— BEGIN Source data —
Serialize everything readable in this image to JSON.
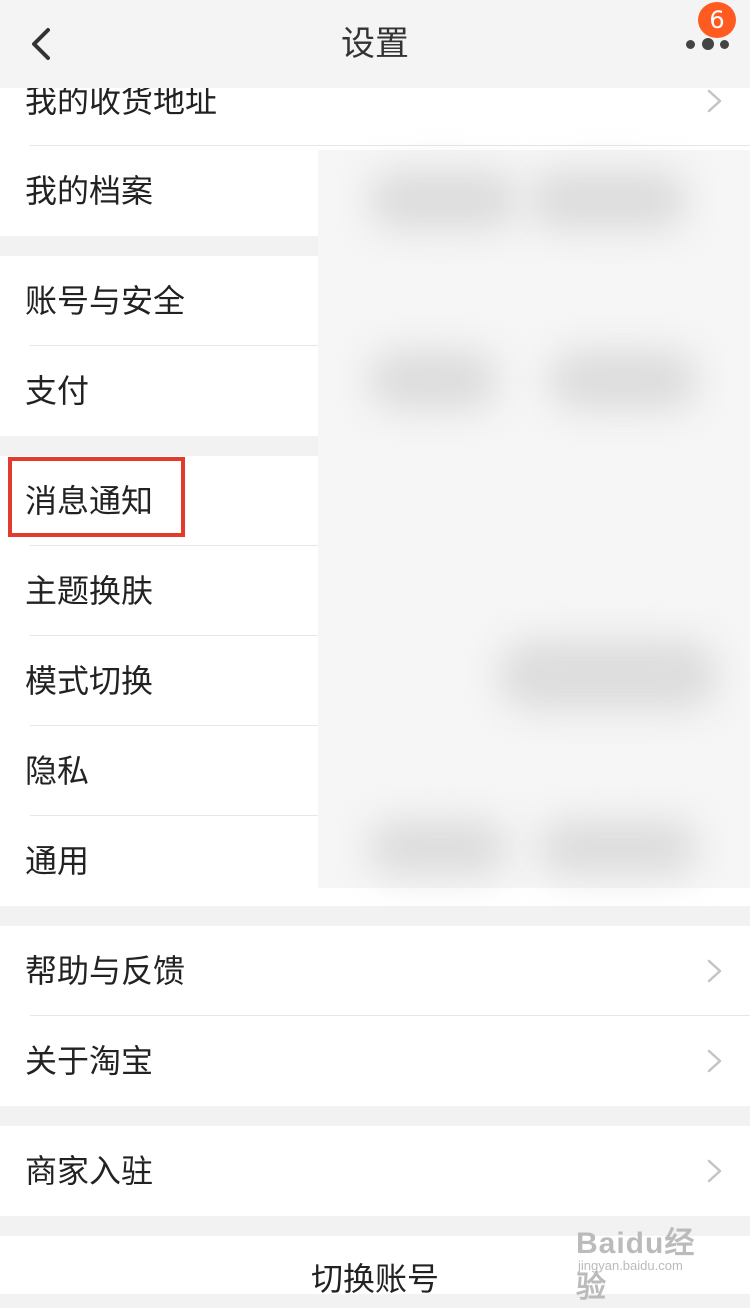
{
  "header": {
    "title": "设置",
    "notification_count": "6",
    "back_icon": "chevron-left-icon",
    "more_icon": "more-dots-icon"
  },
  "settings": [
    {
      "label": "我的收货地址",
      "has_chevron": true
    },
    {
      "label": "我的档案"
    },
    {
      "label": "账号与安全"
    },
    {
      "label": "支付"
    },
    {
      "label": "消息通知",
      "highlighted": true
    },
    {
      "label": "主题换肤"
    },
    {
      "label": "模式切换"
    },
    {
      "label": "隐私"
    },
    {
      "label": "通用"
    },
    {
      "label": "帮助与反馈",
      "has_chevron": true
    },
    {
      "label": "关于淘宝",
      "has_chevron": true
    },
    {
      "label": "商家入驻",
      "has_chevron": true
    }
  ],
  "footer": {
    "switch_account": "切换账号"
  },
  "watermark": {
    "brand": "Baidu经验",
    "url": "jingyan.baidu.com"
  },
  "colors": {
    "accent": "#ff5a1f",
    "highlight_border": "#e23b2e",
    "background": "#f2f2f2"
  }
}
— END Source data —
In the copy, include no pictures; restate the listing above exactly.

* Exercise response:
Serialize everything readable in this image to JSON.
{
  "header": {
    "title": "设置",
    "notification_count": "6",
    "back_icon": "chevron-left-icon",
    "more_icon": "more-dots-icon"
  },
  "settings": [
    {
      "label": "我的收货地址",
      "has_chevron": true
    },
    {
      "label": "我的档案"
    },
    {
      "label": "账号与安全"
    },
    {
      "label": "支付"
    },
    {
      "label": "消息通知",
      "highlighted": true
    },
    {
      "label": "主题换肤"
    },
    {
      "label": "模式切换"
    },
    {
      "label": "隐私"
    },
    {
      "label": "通用"
    },
    {
      "label": "帮助与反馈",
      "has_chevron": true
    },
    {
      "label": "关于淘宝",
      "has_chevron": true
    },
    {
      "label": "商家入驻",
      "has_chevron": true
    }
  ],
  "footer": {
    "switch_account": "切换账号"
  },
  "watermark": {
    "brand": "Baidu经验",
    "url": "jingyan.baidu.com"
  },
  "colors": {
    "accent": "#ff5a1f",
    "highlight_border": "#e23b2e",
    "background": "#f2f2f2"
  }
}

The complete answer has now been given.